● **Exercise**:
Return each line of the material verbatim.

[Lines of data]
————————
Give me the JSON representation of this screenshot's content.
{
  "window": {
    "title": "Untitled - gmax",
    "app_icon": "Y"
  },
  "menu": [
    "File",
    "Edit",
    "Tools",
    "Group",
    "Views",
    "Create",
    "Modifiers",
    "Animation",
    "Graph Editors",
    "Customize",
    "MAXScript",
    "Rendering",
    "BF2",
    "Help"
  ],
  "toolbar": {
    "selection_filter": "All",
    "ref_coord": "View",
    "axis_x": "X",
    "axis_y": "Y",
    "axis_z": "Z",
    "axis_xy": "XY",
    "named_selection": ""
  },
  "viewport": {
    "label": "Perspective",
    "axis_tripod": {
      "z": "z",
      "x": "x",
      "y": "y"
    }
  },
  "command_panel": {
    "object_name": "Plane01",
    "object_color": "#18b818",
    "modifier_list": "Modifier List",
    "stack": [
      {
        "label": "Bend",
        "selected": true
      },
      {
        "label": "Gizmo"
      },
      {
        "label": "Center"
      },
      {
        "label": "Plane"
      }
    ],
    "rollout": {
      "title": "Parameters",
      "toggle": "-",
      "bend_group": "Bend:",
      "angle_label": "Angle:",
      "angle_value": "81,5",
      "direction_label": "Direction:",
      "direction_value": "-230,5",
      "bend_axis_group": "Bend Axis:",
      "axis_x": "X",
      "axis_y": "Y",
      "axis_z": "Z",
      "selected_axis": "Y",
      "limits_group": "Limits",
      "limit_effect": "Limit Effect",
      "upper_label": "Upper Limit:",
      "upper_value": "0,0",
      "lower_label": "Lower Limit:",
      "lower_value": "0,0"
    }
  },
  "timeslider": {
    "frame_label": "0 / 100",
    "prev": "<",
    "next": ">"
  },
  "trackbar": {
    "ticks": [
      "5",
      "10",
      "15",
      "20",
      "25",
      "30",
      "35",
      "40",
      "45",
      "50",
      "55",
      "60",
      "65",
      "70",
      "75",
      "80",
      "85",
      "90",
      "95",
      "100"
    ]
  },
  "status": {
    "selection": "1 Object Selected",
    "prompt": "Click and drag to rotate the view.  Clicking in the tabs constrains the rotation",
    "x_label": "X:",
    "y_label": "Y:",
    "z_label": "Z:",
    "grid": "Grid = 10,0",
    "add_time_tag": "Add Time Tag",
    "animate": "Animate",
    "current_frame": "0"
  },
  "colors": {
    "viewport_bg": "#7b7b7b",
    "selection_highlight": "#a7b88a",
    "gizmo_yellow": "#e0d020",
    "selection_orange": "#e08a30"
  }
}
————————
● **Answer to the exercise**:
Give me the JSON representation of this screenshot's content.
{
  "window": {
    "title": "Untitled - gmax",
    "app_icon": "Y"
  },
  "menu": [
    "File",
    "Edit",
    "Tools",
    "Group",
    "Views",
    "Create",
    "Modifiers",
    "Animation",
    "Graph Editors",
    "Customize",
    "MAXScript",
    "Rendering",
    "BF2",
    "Help"
  ],
  "toolbar": {
    "selection_filter": "All",
    "ref_coord": "View",
    "axis_x": "X",
    "axis_y": "Y",
    "axis_z": "Z",
    "axis_xy": "XY",
    "named_selection": ""
  },
  "viewport": {
    "label": "Perspective",
    "axis_tripod": {
      "z": "z",
      "x": "x",
      "y": "y"
    }
  },
  "command_panel": {
    "object_name": "Plane01",
    "object_color": "#18b818",
    "modifier_list": "Modifier List",
    "stack": [
      {
        "label": "Bend",
        "selected": true
      },
      {
        "label": "Gizmo"
      },
      {
        "label": "Center"
      },
      {
        "label": "Plane"
      }
    ],
    "rollout": {
      "title": "Parameters",
      "toggle": "-",
      "bend_group": "Bend:",
      "angle_label": "Angle:",
      "angle_value": "81,5",
      "direction_label": "Direction:",
      "direction_value": "-230,5",
      "bend_axis_group": "Bend Axis:",
      "axis_x": "X",
      "axis_y": "Y",
      "axis_z": "Z",
      "selected_axis": "Y",
      "limits_group": "Limits",
      "limit_effect": "Limit Effect",
      "upper_label": "Upper Limit:",
      "upper_value": "0,0",
      "lower_label": "Lower Limit:",
      "lower_value": "0,0"
    }
  },
  "timeslider": {
    "frame_label": "0 / 100",
    "prev": "<",
    "next": ">"
  },
  "trackbar": {
    "ticks": [
      "5",
      "10",
      "15",
      "20",
      "25",
      "30",
      "35",
      "40",
      "45",
      "50",
      "55",
      "60",
      "65",
      "70",
      "75",
      "80",
      "85",
      "90",
      "95",
      "100"
    ]
  },
  "status": {
    "selection": "1 Object Selected",
    "prompt": "Click and drag to rotate the view.  Clicking in the tabs constrains the rotation",
    "x_label": "X:",
    "y_label": "Y:",
    "z_label": "Z:",
    "grid": "Grid = 10,0",
    "add_time_tag": "Add Time Tag",
    "animate": "Animate",
    "current_frame": "0"
  },
  "colors": {
    "viewport_bg": "#7b7b7b",
    "selection_highlight": "#a7b88a",
    "gizmo_yellow": "#e0d020",
    "selection_orange": "#e08a30"
  }
}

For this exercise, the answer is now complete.